(Data excerpts)
+ + +

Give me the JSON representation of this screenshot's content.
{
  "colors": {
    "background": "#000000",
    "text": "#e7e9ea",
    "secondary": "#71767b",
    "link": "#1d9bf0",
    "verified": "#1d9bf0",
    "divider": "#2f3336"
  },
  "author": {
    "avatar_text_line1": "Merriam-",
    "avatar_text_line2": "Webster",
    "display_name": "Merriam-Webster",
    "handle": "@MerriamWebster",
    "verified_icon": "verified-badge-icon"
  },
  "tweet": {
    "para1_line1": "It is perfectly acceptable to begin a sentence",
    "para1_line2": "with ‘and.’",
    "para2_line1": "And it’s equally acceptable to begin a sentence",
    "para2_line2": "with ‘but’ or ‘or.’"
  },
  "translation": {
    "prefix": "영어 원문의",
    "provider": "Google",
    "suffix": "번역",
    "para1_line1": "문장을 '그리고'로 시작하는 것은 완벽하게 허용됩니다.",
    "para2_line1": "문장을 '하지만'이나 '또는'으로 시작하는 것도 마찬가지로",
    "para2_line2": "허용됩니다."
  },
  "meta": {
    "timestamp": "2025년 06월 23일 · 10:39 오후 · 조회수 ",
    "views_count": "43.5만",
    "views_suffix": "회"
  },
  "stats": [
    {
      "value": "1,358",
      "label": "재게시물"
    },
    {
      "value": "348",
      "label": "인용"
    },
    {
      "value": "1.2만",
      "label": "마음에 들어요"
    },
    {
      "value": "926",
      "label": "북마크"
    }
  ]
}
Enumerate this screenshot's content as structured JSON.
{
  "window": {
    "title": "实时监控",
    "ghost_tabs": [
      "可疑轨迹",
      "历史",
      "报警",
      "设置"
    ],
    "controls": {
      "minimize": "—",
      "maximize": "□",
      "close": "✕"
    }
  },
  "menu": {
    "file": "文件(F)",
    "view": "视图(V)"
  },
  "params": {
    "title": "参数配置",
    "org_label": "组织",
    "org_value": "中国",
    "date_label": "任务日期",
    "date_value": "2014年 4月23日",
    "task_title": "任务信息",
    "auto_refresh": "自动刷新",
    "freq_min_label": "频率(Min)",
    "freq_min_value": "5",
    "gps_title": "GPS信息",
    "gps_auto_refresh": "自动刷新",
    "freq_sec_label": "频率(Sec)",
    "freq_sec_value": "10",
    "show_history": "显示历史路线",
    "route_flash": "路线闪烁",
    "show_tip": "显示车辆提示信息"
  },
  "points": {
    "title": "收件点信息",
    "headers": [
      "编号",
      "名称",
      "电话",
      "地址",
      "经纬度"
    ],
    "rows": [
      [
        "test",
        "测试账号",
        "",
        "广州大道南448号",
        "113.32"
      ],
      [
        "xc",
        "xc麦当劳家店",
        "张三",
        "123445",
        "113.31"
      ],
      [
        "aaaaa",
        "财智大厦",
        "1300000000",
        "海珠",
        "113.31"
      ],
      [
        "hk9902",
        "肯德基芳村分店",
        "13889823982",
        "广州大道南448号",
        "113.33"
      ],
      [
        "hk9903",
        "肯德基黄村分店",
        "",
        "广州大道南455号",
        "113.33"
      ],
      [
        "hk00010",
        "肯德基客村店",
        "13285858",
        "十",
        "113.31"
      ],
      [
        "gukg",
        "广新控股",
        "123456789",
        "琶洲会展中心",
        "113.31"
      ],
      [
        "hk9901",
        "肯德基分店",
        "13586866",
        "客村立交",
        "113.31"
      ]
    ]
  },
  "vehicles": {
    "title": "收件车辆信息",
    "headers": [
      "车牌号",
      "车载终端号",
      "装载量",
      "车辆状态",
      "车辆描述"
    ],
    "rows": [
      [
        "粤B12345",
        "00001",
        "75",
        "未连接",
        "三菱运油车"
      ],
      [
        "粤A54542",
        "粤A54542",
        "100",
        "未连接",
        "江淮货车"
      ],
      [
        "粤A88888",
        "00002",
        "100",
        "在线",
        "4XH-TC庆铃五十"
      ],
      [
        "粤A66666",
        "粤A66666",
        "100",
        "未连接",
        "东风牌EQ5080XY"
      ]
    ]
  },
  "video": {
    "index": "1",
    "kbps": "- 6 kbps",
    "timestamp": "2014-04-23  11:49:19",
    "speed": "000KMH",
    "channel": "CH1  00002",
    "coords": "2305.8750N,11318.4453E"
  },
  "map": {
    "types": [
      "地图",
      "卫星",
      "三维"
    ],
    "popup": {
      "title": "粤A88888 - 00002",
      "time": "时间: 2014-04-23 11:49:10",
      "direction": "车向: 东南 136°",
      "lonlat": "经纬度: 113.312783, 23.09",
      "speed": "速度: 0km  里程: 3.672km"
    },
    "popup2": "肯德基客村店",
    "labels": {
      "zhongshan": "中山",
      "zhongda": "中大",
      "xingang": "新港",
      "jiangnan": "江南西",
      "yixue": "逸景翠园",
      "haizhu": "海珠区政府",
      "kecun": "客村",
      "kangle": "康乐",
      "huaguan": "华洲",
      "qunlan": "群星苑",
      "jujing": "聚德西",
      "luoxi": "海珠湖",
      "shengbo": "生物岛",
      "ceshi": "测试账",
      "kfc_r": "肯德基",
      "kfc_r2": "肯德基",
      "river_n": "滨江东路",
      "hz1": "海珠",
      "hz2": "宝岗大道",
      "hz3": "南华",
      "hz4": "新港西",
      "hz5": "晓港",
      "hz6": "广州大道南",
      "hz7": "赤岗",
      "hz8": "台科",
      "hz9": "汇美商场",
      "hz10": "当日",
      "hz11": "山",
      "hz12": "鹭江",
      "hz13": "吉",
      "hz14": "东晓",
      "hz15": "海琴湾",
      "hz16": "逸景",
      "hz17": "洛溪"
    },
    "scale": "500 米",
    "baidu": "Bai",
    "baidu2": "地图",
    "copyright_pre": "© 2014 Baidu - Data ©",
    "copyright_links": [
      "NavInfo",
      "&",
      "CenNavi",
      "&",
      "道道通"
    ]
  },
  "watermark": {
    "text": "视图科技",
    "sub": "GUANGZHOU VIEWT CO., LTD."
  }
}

+ + +

**What is needed:**
Write the complete data out, exactly as above.

**Response:**
Give me the JSON representation of this screenshot's content.
{
  "colors": {
    "background": "#000000",
    "text": "#e7e9ea",
    "secondary": "#71767b",
    "link": "#1d9bf0",
    "verified": "#1d9bf0",
    "divider": "#2f3336"
  },
  "author": {
    "avatar_text_line1": "Merriam-",
    "avatar_text_line2": "Webster",
    "display_name": "Merriam-Webster",
    "handle": "@MerriamWebster",
    "verified_icon": "verified-badge-icon"
  },
  "tweet": {
    "para1_line1": "It is perfectly acceptable to begin a sentence",
    "para1_line2": "with ‘and.’",
    "para2_line1": "And it’s equally acceptable to begin a sentence",
    "para2_line2": "with ‘but’ or ‘or.’"
  },
  "translation": {
    "prefix": "영어 원문의",
    "provider": "Google",
    "suffix": "번역",
    "para1_line1": "문장을 '그리고'로 시작하는 것은 완벽하게 허용됩니다.",
    "para2_line1": "문장을 '하지만'이나 '또는'으로 시작하는 것도 마찬가지로",
    "para2_line2": "허용됩니다."
  },
  "meta": {
    "timestamp": "2025년 06월 23일 · 10:39 오후 · 조회수 ",
    "views_count": "43.5만",
    "views_suffix": "회"
  },
  "stats": [
    {
      "value": "1,358",
      "label": "재게시물"
    },
    {
      "value": "348",
      "label": "인용"
    },
    {
      "value": "1.2만",
      "label": "마음에 들어요"
    },
    {
      "value": "926",
      "label": "북마크"
    }
  ]
}
Enumerate this screenshot's content as structured JSON.
{
  "window": {
    "title": "实时监控",
    "ghost_tabs": [
      "可疑轨迹",
      "历史",
      "报警",
      "设置"
    ],
    "controls": {
      "minimize": "—",
      "maximize": "□",
      "close": "✕"
    }
  },
  "menu": {
    "file": "文件(F)",
    "view": "视图(V)"
  },
  "params": {
    "title": "参数配置",
    "org_label": "组织",
    "org_value": "中国",
    "date_label": "任务日期",
    "date_value": "2014年 4月23日",
    "task_title": "任务信息",
    "auto_refresh": "自动刷新",
    "freq_min_label": "频率(Min)",
    "freq_min_value": "5",
    "gps_title": "GPS信息",
    "gps_auto_refresh": "自动刷新",
    "freq_sec_label": "频率(Sec)",
    "freq_sec_value": "10",
    "show_history": "显示历史路线",
    "route_flash": "路线闪烁",
    "show_tip": "显示车辆提示信息"
  },
  "points": {
    "title": "收件点信息",
    "headers": [
      "编号",
      "名称",
      "电话",
      "地址",
      "经纬度"
    ],
    "rows": [
      [
        "test",
        "测试账号",
        "",
        "广州大道南448号",
        "113.32"
      ],
      [
        "xc",
        "xc麦当劳家店",
        "张三",
        "123445",
        "113.31"
      ],
      [
        "aaaaa",
        "财智大厦",
        "1300000000",
        "海珠",
        "113.31"
      ],
      [
        "hk9902",
        "肯德基芳村分店",
        "13889823982",
        "广州大道南448号",
        "113.33"
      ],
      [
        "hk9903",
        "肯德基黄村分店",
        "",
        "广州大道南455号",
        "113.33"
      ],
      [
        "hk00010",
        "肯德基客村店",
        "13285858",
        "十",
        "113.31"
      ],
      [
        "gukg",
        "广新控股",
        "123456789",
        "琶洲会展中心",
        "113.31"
      ],
      [
        "hk9901",
        "肯德基分店",
        "13586866",
        "客村立交",
        "113.31"
      ]
    ]
  },
  "vehicles": {
    "title": "收件车辆信息",
    "headers": [
      "车牌号",
      "车载终端号",
      "装载量",
      "车辆状态",
      "车辆描述"
    ],
    "rows": [
      [
        "粤B12345",
        "00001",
        "75",
        "未连接",
        "三菱运油车"
      ],
      [
        "粤A54542",
        "粤A54542",
        "100",
        "未连接",
        "江淮货车"
      ],
      [
        "粤A88888",
        "00002",
        "100",
        "在线",
        "4XH-TC庆铃五十"
      ],
      [
        "粤A66666",
        "粤A66666",
        "100",
        "未连接",
        "东风牌EQ5080XY"
      ]
    ]
  },
  "video": {
    "index": "1",
    "kbps": "- 6 kbps",
    "timestamp": "2014-04-23  11:49:19",
    "speed": "000KMH",
    "channel": "CH1  00002",
    "coords": "2305.8750N,11318.4453E"
  },
  "map": {
    "types": [
      "地图",
      "卫星",
      "三维"
    ],
    "popup": {
      "title": "粤A88888 - 00002",
      "time": "时间: 2014-04-23 11:49:10",
      "direction": "车向: 东南 136°",
      "lonlat": "经纬度: 113.312783, 23.09",
      "speed": "速度: 0km  里程: 3.672km"
    },
    "popup2": "肯德基客村店",
    "labels": {
      "zhongshan": "中山",
      "zhongda": "中大",
      "xingang": "新港",
      "jiangnan": "江南西",
      "yixue": "逸景翠园",
      "haizhu": "海珠区政府",
      "kecun": "客村",
      "kangle": "康乐",
      "huaguan": "华洲",
      "qunlan": "群星苑",
      "jujing": "聚德西",
      "luoxi": "海珠湖",
      "shengbo": "生物岛",
      "ceshi": "测试账",
      "kfc_r": "肯德基",
      "kfc_r2": "肯德基",
      "river_n": "滨江东路",
      "hz1": "海珠",
      "hz2": "宝岗大道",
      "hz3": "南华",
      "hz4": "新港西",
      "hz5": "晓港",
      "hz6": "广州大道南",
      "hz7": "赤岗",
      "hz8": "台科",
      "hz9": "汇美商场",
      "hz10": "当日",
      "hz11": "山",
      "hz12": "鹭江",
      "hz13": "吉",
      "hz14": "东晓",
      "hz15": "海琴湾",
      "hz16": "逸景",
      "hz17": "洛溪"
    },
    "scale": "500 米",
    "baidu": "Bai",
    "baidu2": "地图",
    "copyright_pre": "© 2014 Baidu - Data ©",
    "copyright_links": [
      "NavInfo",
      "&",
      "CenNavi",
      "&",
      "道道通"
    ]
  },
  "watermark": {
    "text": "视图科技",
    "sub": "GUANGZHOU VIEWT CO., LTD."
  }
}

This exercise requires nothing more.